--- DATA IN THIS EXERCISE ---
━━━━━━━━━━━━━━━━━━━━

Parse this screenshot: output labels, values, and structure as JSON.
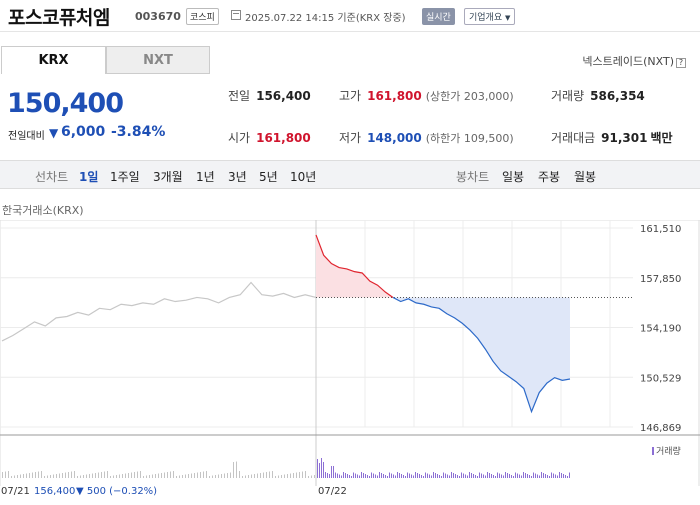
{
  "header": {
    "name": "포스코퓨처엠",
    "code": "003670",
    "market": "코스피",
    "date": "2025.07.22 14:15 기준(KRX 장중)",
    "realtime": "실시간",
    "corp_info": "기업개요"
  },
  "tabs": [
    "KRX",
    "NXT"
  ],
  "nxt_link": "넥스트레이드(NXT)",
  "quote": {
    "price": "150,400",
    "change_label": "전일대비",
    "change": "6,000",
    "change_pct": "-3.84%"
  },
  "stats": {
    "prev_label": "전일",
    "prev": "156,400",
    "high_label": "고가",
    "high": "161,800",
    "high_limit": "(상한가 203,000)",
    "volume_label": "거래량",
    "volume": "586,354",
    "open_label": "시가",
    "open": "161,800",
    "low_label": "저가",
    "low": "148,000",
    "low_limit": "(하한가 109,500)",
    "amount_label": "거래대금",
    "amount": "91,301",
    "amount_unit": "백만"
  },
  "periods": {
    "label": "선차트",
    "items": [
      "1일",
      "1주일",
      "3개월",
      "1년",
      "3년",
      "5년",
      "10년"
    ],
    "selected": "1일",
    "candle_label": "봉차트",
    "candle_items": [
      "일봉",
      "주봉",
      "월봉"
    ]
  },
  "chart_source": "한국거래소(KRX)",
  "volume_label": "거래량",
  "footer": {
    "prev_date": "07/21",
    "prev_close": "156,400",
    "prev_change": "▼ 500 (−0.32%)",
    "today_date": "07/22"
  },
  "chart_data": {
    "type": "line",
    "y_ticks": [
      "161,510",
      "157,850",
      "154,190",
      "150,529",
      "146,869"
    ],
    "ylim": [
      146869,
      161510
    ],
    "x_ticks": [
      "10:00",
      "11:00",
      "12:00",
      "13:00",
      "14:00",
      "15:00"
    ],
    "prev_close_line": 156400,
    "prev_day_series": {
      "values": [
        153200,
        153600,
        154100,
        154600,
        154300,
        154900,
        155000,
        155300,
        155100,
        155600,
        155500,
        155900,
        155800,
        156000,
        155900,
        156300,
        156100,
        156200,
        156400,
        156300,
        156000,
        156400,
        156600,
        157500,
        156600,
        156500,
        156700,
        156400,
        156600,
        156400
      ]
    },
    "today_series": {
      "values": [
        161000,
        159500,
        158900,
        158600,
        158500,
        158300,
        158200,
        157600,
        157300,
        156800,
        156400,
        156100,
        156300,
        156000,
        155900,
        155700,
        155600,
        155200,
        154900,
        154500,
        154000,
        153400,
        152600,
        151700,
        151000,
        150600,
        150200,
        149700,
        148000,
        149400,
        150100,
        150500,
        150300,
        150400
      ]
    },
    "colors": {
      "up": "#e0252f",
      "down": "#2d6ac9",
      "prev": "#c7c7c7",
      "fill_down": "#dfe7f8",
      "fill_up": "#fbe0e3",
      "volume": "#8c6fd4"
    }
  }
}
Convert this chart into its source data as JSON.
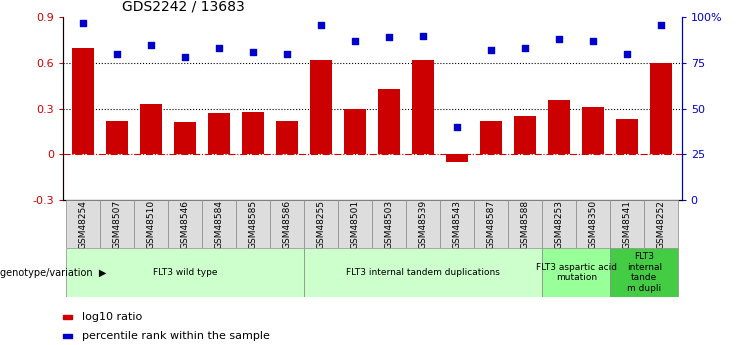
{
  "title": "GDS2242 / 13683",
  "samples": [
    "GSM48254",
    "GSM48507",
    "GSM48510",
    "GSM48546",
    "GSM48584",
    "GSM48585",
    "GSM48586",
    "GSM48255",
    "GSM48501",
    "GSM48503",
    "GSM48539",
    "GSM48543",
    "GSM48587",
    "GSM48588",
    "GSM48253",
    "GSM48350",
    "GSM48541",
    "GSM48252"
  ],
  "log10_ratio": [
    0.7,
    0.22,
    0.33,
    0.21,
    0.27,
    0.28,
    0.22,
    0.62,
    0.3,
    0.43,
    0.62,
    -0.05,
    0.22,
    0.25,
    0.36,
    0.31,
    0.23,
    0.6
  ],
  "percentile_rank": [
    97,
    80,
    85,
    78,
    83,
    81,
    80,
    96,
    87,
    89,
    90,
    40,
    82,
    83,
    88,
    87,
    80,
    96
  ],
  "bar_color": "#cc0000",
  "dot_color": "#0000cc",
  "groups": [
    {
      "label": "FLT3 wild type",
      "start": 0,
      "end": 7,
      "color": "#ccffcc"
    },
    {
      "label": "FLT3 internal tandem duplications",
      "start": 7,
      "end": 14,
      "color": "#ccffcc"
    },
    {
      "label": "FLT3 aspartic acid\nmutation",
      "start": 14,
      "end": 16,
      "color": "#99ff99"
    },
    {
      "label": "FLT3\ninternal\ntande\nm dupli",
      "start": 16,
      "end": 18,
      "color": "#44cc44"
    }
  ],
  "ylim_left": [
    -0.3,
    0.9
  ],
  "ylim_right": [
    0,
    100
  ],
  "yticks_left": [
    -0.3,
    0.0,
    0.3,
    0.6,
    0.9
  ],
  "yticks_right": [
    0,
    25,
    50,
    75,
    100
  ],
  "ytick_labels_left": [
    "-0.3",
    "0",
    "0.3",
    "0.6",
    "0.9"
  ],
  "ytick_labels_right": [
    "0",
    "25",
    "50",
    "75",
    "100%"
  ],
  "legend_labels": [
    "log10 ratio",
    "percentile rank within the sample"
  ],
  "legend_colors": [
    "#cc0000",
    "#0000cc"
  ],
  "genotype_label": "genotype/variation",
  "background_color": "#ffffff",
  "sample_bg_color": "#dddddd",
  "grid_line_color_dotted": "#000000",
  "zero_line_color": "#cc0000"
}
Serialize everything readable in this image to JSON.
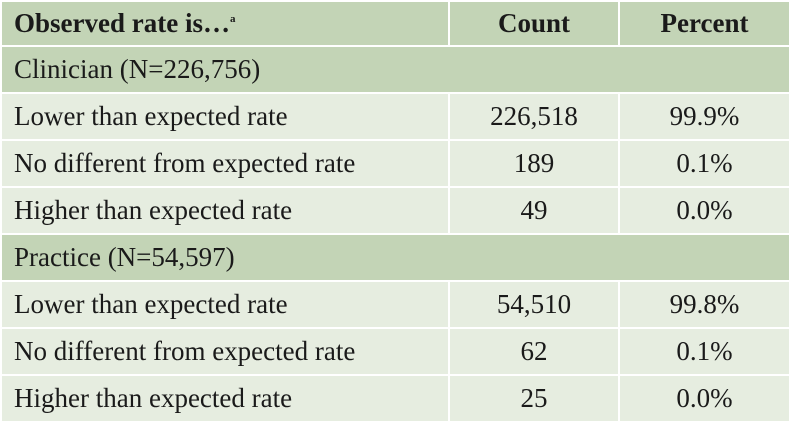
{
  "header": {
    "col1": "Observed rate is…",
    "col1_footnote": "a",
    "col2": "Count",
    "col3": "Percent"
  },
  "groups": [
    {
      "title": "Clinician (N=226,756)",
      "rows": [
        {
          "label": "Lower than expected rate",
          "count": "226,518",
          "percent": "99.9%"
        },
        {
          "label": "No different from expected rate",
          "count": "189",
          "percent": "0.1%"
        },
        {
          "label": "Higher than expected rate",
          "count": "49",
          "percent": "0.0%"
        }
      ]
    },
    {
      "title": "Practice (N=54,597)",
      "rows": [
        {
          "label": "Lower than expected rate",
          "count": "54,510",
          "percent": "99.8%"
        },
        {
          "label": "No different from expected rate",
          "count": "62",
          "percent": "0.1%"
        },
        {
          "label": "Higher than expected rate",
          "count": "25",
          "percent": "0.0%"
        }
      ]
    }
  ]
}
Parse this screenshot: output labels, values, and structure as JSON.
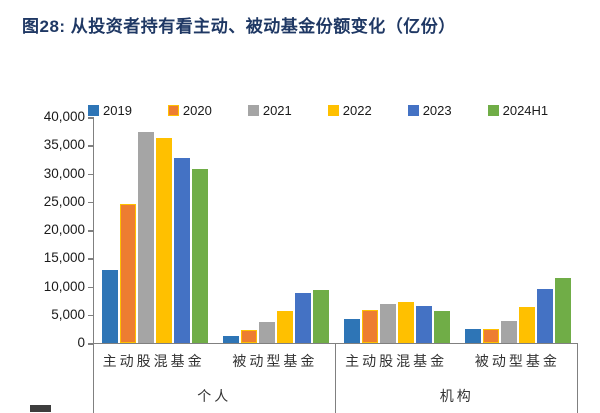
{
  "page": {
    "title": "图28: 从投资者持有看主动、被动基金份额变化（亿份）"
  },
  "colors": {
    "title_text": "#1F3864",
    "axis_line": "#808080"
  },
  "chart_data": {
    "type": "bar",
    "title": "图28: 从投资者持有看主动、被动基金份额变化（亿份）",
    "unit": "亿份",
    "ylim": [
      0,
      40000
    ],
    "ytick_step": 5000,
    "ytick_labels": [
      "40,000",
      "35,000",
      "30,000",
      "25,000",
      "20,000",
      "15,000",
      "10,000",
      "5,000",
      "0"
    ],
    "grid": false,
    "legend_position": "top",
    "group_labels": [
      "主动股混基金",
      "被动型基金",
      "主动股混基金",
      "被动型基金"
    ],
    "super_categories": [
      "个人",
      "机构"
    ],
    "series": [
      {
        "name": "2019",
        "color": "#2E75B6",
        "values": [
          13000,
          1200,
          4200,
          2500
        ]
      },
      {
        "name": "2020",
        "color": "#ED7D31",
        "border": "#FFC000",
        "values": [
          24600,
          2300,
          5800,
          2400
        ]
      },
      {
        "name": "2021",
        "color": "#A5A5A5",
        "values": [
          37300,
          3700,
          6900,
          3900
        ]
      },
      {
        "name": "2022",
        "color": "#FFC000",
        "values": [
          36300,
          5600,
          7200,
          6400
        ]
      },
      {
        "name": "2023",
        "color": "#4472C4",
        "values": [
          32700,
          8800,
          6500,
          9600
        ]
      },
      {
        "name": "2024H1",
        "color": "#70AD47",
        "values": [
          30800,
          9300,
          5700,
          11500
        ]
      }
    ]
  }
}
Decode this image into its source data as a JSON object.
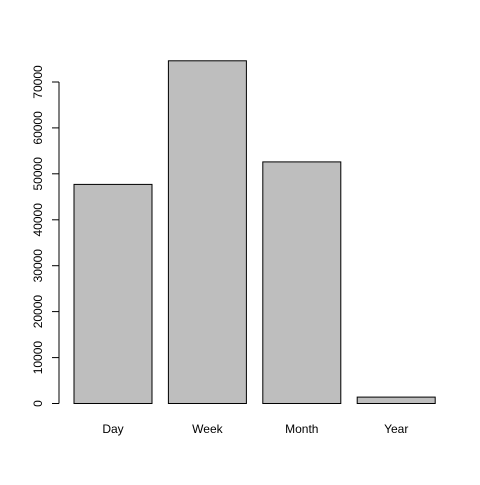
{
  "chart_data": {
    "type": "bar",
    "title": "",
    "xlabel": "",
    "ylabel": "",
    "categories": [
      "Day",
      "Week",
      "Month",
      "Year"
    ],
    "values": [
      47700,
      74600,
      52600,
      1400
    ],
    "ylim": [
      0,
      75000
    ],
    "yticks": [
      0,
      10000,
      20000,
      30000,
      40000,
      50000,
      60000,
      70000
    ],
    "ytick_labels": [
      "0",
      "10000",
      "20000",
      "30000",
      "40000",
      "50000",
      "60000",
      "70000"
    ],
    "grid": false,
    "legend": "none",
    "bar_color": "#bebebe",
    "border_color": "#000000"
  }
}
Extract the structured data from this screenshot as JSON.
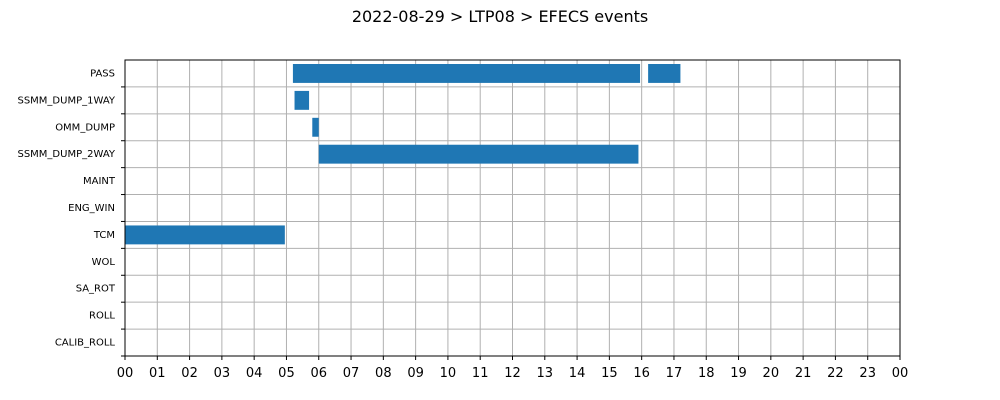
{
  "chart_data": {
    "type": "bar",
    "orientation": "horizontal-timeline",
    "title": "2022-08-29 > LTP08 > EFECS events",
    "x_unit": "hour",
    "xlim": [
      0,
      24
    ],
    "x_tick_labels": [
      "00",
      "01",
      "02",
      "03",
      "04",
      "05",
      "06",
      "07",
      "08",
      "09",
      "10",
      "11",
      "12",
      "13",
      "14",
      "15",
      "16",
      "17",
      "18",
      "19",
      "20",
      "21",
      "22",
      "23",
      "00"
    ],
    "categories": [
      "PASS",
      "SSMM_DUMP_1WAY",
      "OMM_DUMP",
      "SSMM_DUMP_2WAY",
      "MAINT",
      "ENG_WIN",
      "TCM",
      "WOL",
      "SA_ROT",
      "ROLL",
      "CALIB_ROLL"
    ],
    "grid": true,
    "bar_color": "#1f77b4",
    "intervals": [
      {
        "category": "PASS",
        "start": 5.2,
        "end": 15.95
      },
      {
        "category": "PASS",
        "start": 16.2,
        "end": 17.2
      },
      {
        "category": "SSMM_DUMP_1WAY",
        "start": 5.25,
        "end": 5.7
      },
      {
        "category": "OMM_DUMP",
        "start": 5.8,
        "end": 6.0
      },
      {
        "category": "SSMM_DUMP_2WAY",
        "start": 6.0,
        "end": 15.9
      },
      {
        "category": "TCM",
        "start": 0.0,
        "end": 4.95
      }
    ]
  }
}
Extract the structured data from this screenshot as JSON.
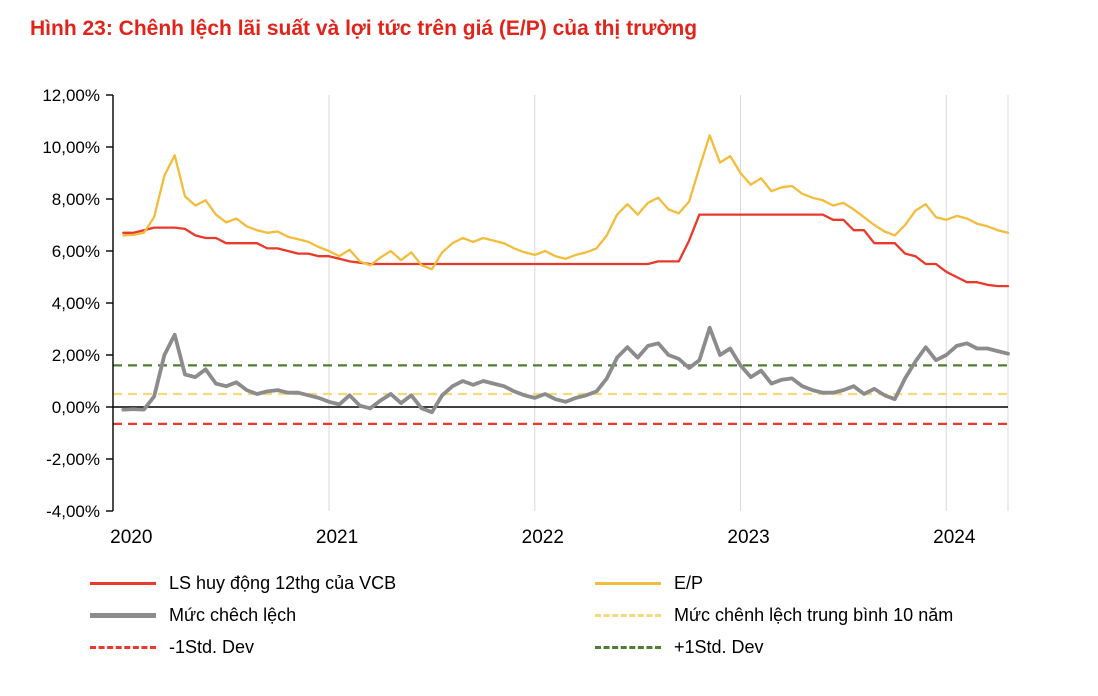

━━━━━━━━━━━━━━━━━━━━

--- WRITTEN REQUEST ---
Lines that hold "name" are the ones to copy; find all of them.

--- RESULT ---
    "name": "포스코퓨처엠",
        "name": "2019",
        "name": "2020",
        "name": "2021",
        "name": "2022",
        "name": "2023",
        "name": "2024H1",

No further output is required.